REQUEST: Once the pictures are set aside, transcribe the remaining data exactly.
>> BEGIN DATA EXCERPTS
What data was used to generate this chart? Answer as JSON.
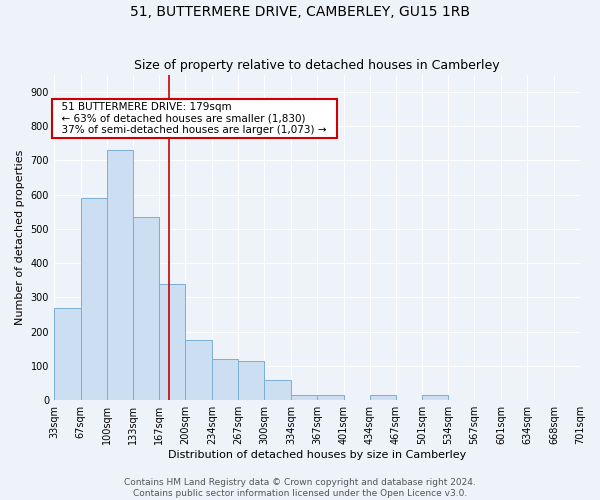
{
  "title": "51, BUTTERMERE DRIVE, CAMBERLEY, GU15 1RB",
  "subtitle": "Size of property relative to detached houses in Camberley",
  "xlabel": "Distribution of detached houses by size in Camberley",
  "ylabel": "Number of detached properties",
  "bin_edges": [
    33,
    67,
    100,
    133,
    167,
    200,
    234,
    267,
    300,
    334,
    367,
    401,
    434,
    467,
    501,
    534,
    567,
    601,
    634,
    668,
    701
  ],
  "bar_heights": [
    270,
    590,
    730,
    535,
    340,
    175,
    120,
    115,
    60,
    15,
    15,
    0,
    15,
    0,
    15,
    0,
    0,
    0,
    0,
    0
  ],
  "bar_color": "#ccdff2",
  "bar_edge_color": "#7bafd4",
  "vline_x": 179,
  "vline_color": "#cc0000",
  "ylim": [
    0,
    950
  ],
  "yticks": [
    0,
    100,
    200,
    300,
    400,
    500,
    600,
    700,
    800,
    900
  ],
  "annotation_text": "  51 BUTTERMERE DRIVE: 179sqm  \n  ← 63% of detached houses are smaller (1,830)  \n  37% of semi-detached houses are larger (1,073) →  ",
  "annotation_box_color": "#ffffff",
  "annotation_box_edge": "#cc0000",
  "footer_text": "Contains HM Land Registry data © Crown copyright and database right 2024.\nContains public sector information licensed under the Open Licence v3.0.",
  "background_color": "#eef2f9",
  "grid_color": "#ffffff",
  "title_fontsize": 10,
  "subtitle_fontsize": 9,
  "axis_label_fontsize": 8,
  "tick_fontsize": 7,
  "annotation_fontsize": 7.5,
  "footer_fontsize": 6.5
}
>> END DATA EXCERPTS
RESULT OF THIS TASK:
What data was used to generate this chart? Answer as JSON.
{
  "title": "51, BUTTERMERE DRIVE, CAMBERLEY, GU15 1RB",
  "subtitle": "Size of property relative to detached houses in Camberley",
  "xlabel": "Distribution of detached houses by size in Camberley",
  "ylabel": "Number of detached properties",
  "bin_edges": [
    33,
    67,
    100,
    133,
    167,
    200,
    234,
    267,
    300,
    334,
    367,
    401,
    434,
    467,
    501,
    534,
    567,
    601,
    634,
    668,
    701
  ],
  "bar_heights": [
    270,
    590,
    730,
    535,
    340,
    175,
    120,
    115,
    60,
    15,
    15,
    0,
    15,
    0,
    15,
    0,
    0,
    0,
    0,
    0
  ],
  "bar_color": "#ccdff2",
  "bar_edge_color": "#7bafd4",
  "vline_x": 179,
  "vline_color": "#cc0000",
  "ylim": [
    0,
    950
  ],
  "yticks": [
    0,
    100,
    200,
    300,
    400,
    500,
    600,
    700,
    800,
    900
  ],
  "annotation_text": "  51 BUTTERMERE DRIVE: 179sqm  \n  ← 63% of detached houses are smaller (1,830)  \n  37% of semi-detached houses are larger (1,073) →  ",
  "annotation_box_color": "#ffffff",
  "annotation_box_edge": "#cc0000",
  "footer_text": "Contains HM Land Registry data © Crown copyright and database right 2024.\nContains public sector information licensed under the Open Licence v3.0.",
  "background_color": "#eef2f9",
  "grid_color": "#ffffff",
  "title_fontsize": 10,
  "subtitle_fontsize": 9,
  "axis_label_fontsize": 8,
  "tick_fontsize": 7,
  "annotation_fontsize": 7.5,
  "footer_fontsize": 6.5
}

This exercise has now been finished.